(Stored data)
#####

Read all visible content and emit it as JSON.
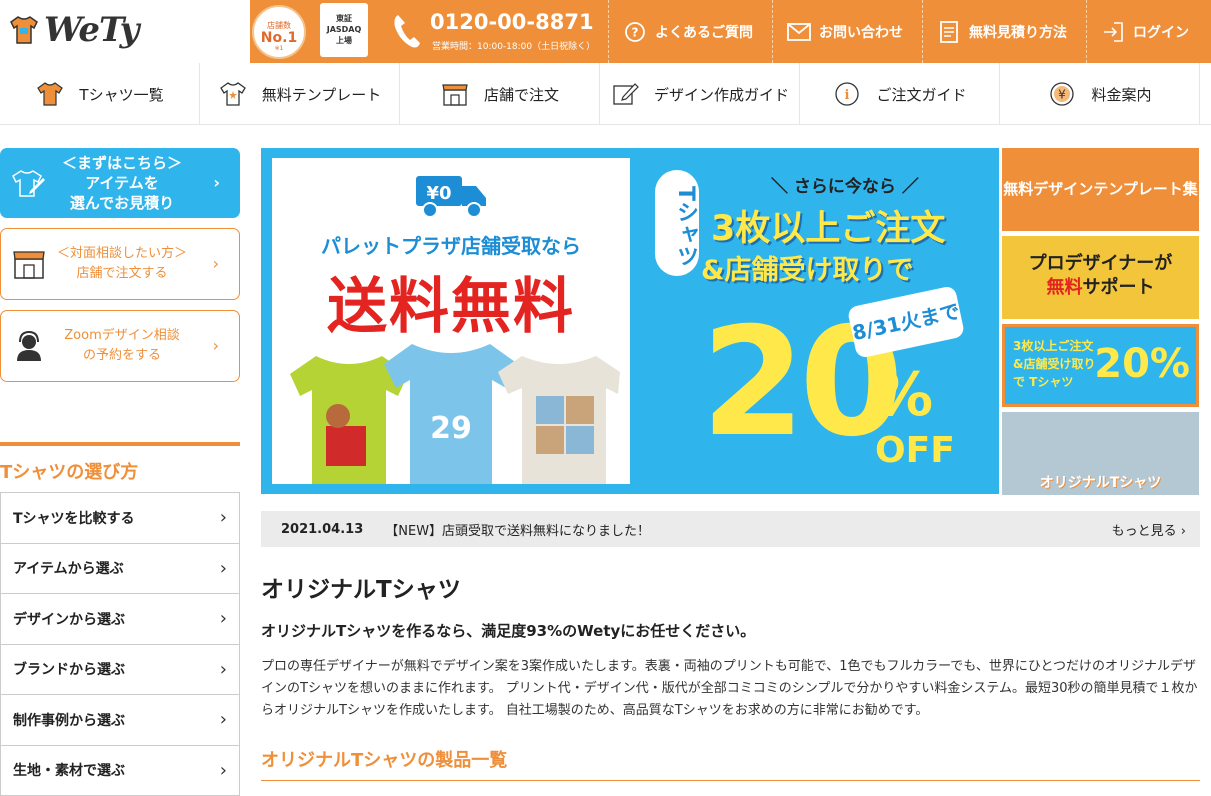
{
  "header": {
    "logo_text": "WeTy",
    "badge_top": "店舗数",
    "badge_main": "No.1",
    "badge_note": "※1",
    "listing_line1": "東証",
    "listing_line2": "JASDAQ",
    "listing_line3": "上場",
    "phone": "0120-00-8871",
    "hours": "営業時間：10:00-18:00（土日祝除く）",
    "links": [
      {
        "label": "よくあるご質問",
        "icon": "question-circle-icon"
      },
      {
        "label": "お問い合わせ",
        "icon": "envelope-icon"
      },
      {
        "label": "無料見積り方法",
        "icon": "document-icon"
      },
      {
        "label": "ログイン",
        "icon": "login-icon"
      }
    ]
  },
  "nav": [
    {
      "label": "Tシャツ一覧",
      "icon": "tshirt-icon"
    },
    {
      "label": "無料テンプレート",
      "icon": "template-shirt-icon"
    },
    {
      "label": "店舗で注文",
      "icon": "store-icon"
    },
    {
      "label": "デザイン作成ガイド",
      "icon": "pencil-edit-icon"
    },
    {
      "label": "ご注文ガイド",
      "icon": "info-icon"
    },
    {
      "label": "料金案内",
      "icon": "yen-coin-icon"
    }
  ],
  "side": {
    "btn1": {
      "line1": "＜まずはこちら＞",
      "line2": "アイテムを",
      "line3": "選んでお見積り"
    },
    "btn2": {
      "line1": "＜対面相談したい方＞",
      "line2": "店舗で注文する"
    },
    "btn3": {
      "line1": "Zoomデザイン相談",
      "line2": "の予約をする"
    },
    "section_title": "Tシャツの選び方",
    "items": [
      "Tシャツを比較する",
      "アイテムから選ぶ",
      "デザインから選ぶ",
      "ブランドから選ぶ",
      "制作事例から選ぶ",
      "生地・素材で選ぶ"
    ]
  },
  "hero": {
    "truck_price": "¥0",
    "left_line1": "パレットプラザ店舗受取なら",
    "left_line2": "送料無料",
    "tag": "Tシャツ",
    "right_line1": "＼ さらに今なら ／",
    "right_line2": "3枚以上ご注文",
    "right_line3": "&店舗受け取りで",
    "deadline": "8/31火まで",
    "discount_num": "20",
    "discount_pct": "%",
    "discount_off": "OFF"
  },
  "thumbs": [
    "無料デザインテンプレート集",
    "プロデザイナーが",
    "無料",
    "サポート",
    "3枚以上ご注文 &店舗受け取りで Tシャツ",
    "20%",
    "オリジナルTシャツ"
  ],
  "news": {
    "date": "2021.04.13",
    "text": "【NEW】店頭受取で送料無料になりました！",
    "more": "もっと見る"
  },
  "main": {
    "title": "オリジナルTシャツ",
    "lead": "オリジナルTシャツを作るなら、満足度93%のWetyにお任せください。",
    "body": "プロの専任デザイナーが無料でデザイン案を3案作成いたします。表裏・両袖のプリントも可能で、1色でもフルカラーでも、世界にひとつだけのオリジナルデザインのTシャツを想いのままに作れます。 プリント代・デザイン代・版代が全部コミコミのシンプルで分かりやすい料金システム。最短30秒の簡単見積で１枚からオリジナルTシャツを作成いたします。 自社工場製のため、高品質なTシャツをお求めの方に非常にお勧めです。",
    "products_title": "オリジナルTシャツの製品一覧"
  },
  "colors": {
    "accent": "#ef8f3a",
    "blue": "#2fb4ec",
    "yellow": "#ffe94a",
    "red": "#e32420"
  }
}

#####

- **GOAL**: Copy every record above exactly, leaving out any pictures.

- **TASK SOLUTION**:
Read all visible content and emit it as JSON.
{
  "header": {
    "logo_text": "WeTy",
    "badge_top": "店舗数",
    "badge_main": "No.1",
    "badge_note": "※1",
    "listing_line1": "東証",
    "listing_line2": "JASDAQ",
    "listing_line3": "上場",
    "phone": "0120-00-8871",
    "hours": "営業時間：10:00-18:00（土日祝除く）",
    "links": [
      {
        "label": "よくあるご質問",
        "icon": "question-circle-icon"
      },
      {
        "label": "お問い合わせ",
        "icon": "envelope-icon"
      },
      {
        "label": "無料見積り方法",
        "icon": "document-icon"
      },
      {
        "label": "ログイン",
        "icon": "login-icon"
      }
    ]
  },
  "nav": [
    {
      "label": "Tシャツ一覧",
      "icon": "tshirt-icon"
    },
    {
      "label": "無料テンプレート",
      "icon": "template-shirt-icon"
    },
    {
      "label": "店舗で注文",
      "icon": "store-icon"
    },
    {
      "label": "デザイン作成ガイド",
      "icon": "pencil-edit-icon"
    },
    {
      "label": "ご注文ガイド",
      "icon": "info-icon"
    },
    {
      "label": "料金案内",
      "icon": "yen-coin-icon"
    }
  ],
  "side": {
    "btn1": {
      "line1": "＜まずはこちら＞",
      "line2": "アイテムを",
      "line3": "選んでお見積り"
    },
    "btn2": {
      "line1": "＜対面相談したい方＞",
      "line2": "店舗で注文する"
    },
    "btn3": {
      "line1": "Zoomデザイン相談",
      "line2": "の予約をする"
    },
    "section_title": "Tシャツの選び方",
    "items": [
      "Tシャツを比較する",
      "アイテムから選ぶ",
      "デザインから選ぶ",
      "ブランドから選ぶ",
      "制作事例から選ぶ",
      "生地・素材で選ぶ"
    ]
  },
  "hero": {
    "truck_price": "¥0",
    "left_line1": "パレットプラザ店舗受取なら",
    "left_line2": "送料無料",
    "tag": "Tシャツ",
    "right_line1": "＼ さらに今なら ／",
    "right_line2": "3枚以上ご注文",
    "right_line3": "&店舗受け取りで",
    "deadline": "8/31火まで",
    "discount_num": "20",
    "discount_pct": "%",
    "discount_off": "OFF"
  },
  "thumbs": [
    "無料デザインテンプレート集",
    "プロデザイナーが",
    "無料",
    "サポート",
    "3枚以上ご注文 &店舗受け取りで Tシャツ",
    "20%",
    "オリジナルTシャツ"
  ],
  "news": {
    "date": "2021.04.13",
    "text": "【NEW】店頭受取で送料無料になりました！",
    "more": "もっと見る"
  },
  "main": {
    "title": "オリジナルTシャツ",
    "lead": "オリジナルTシャツを作るなら、満足度93%のWetyにお任せください。",
    "body": "プロの専任デザイナーが無料でデザイン案を3案作成いたします。表裏・両袖のプリントも可能で、1色でもフルカラーでも、世界にひとつだけのオリジナルデザインのTシャツを想いのままに作れます。 プリント代・デザイン代・版代が全部コミコミのシンプルで分かりやすい料金システム。最短30秒の簡単見積で１枚からオリジナルTシャツを作成いたします。 自社工場製のため、高品質なTシャツをお求めの方に非常にお勧めです。",
    "products_title": "オリジナルTシャツの製品一覧"
  },
  "colors": {
    "accent": "#ef8f3a",
    "blue": "#2fb4ec",
    "yellow": "#ffe94a",
    "red": "#e32420"
  }
}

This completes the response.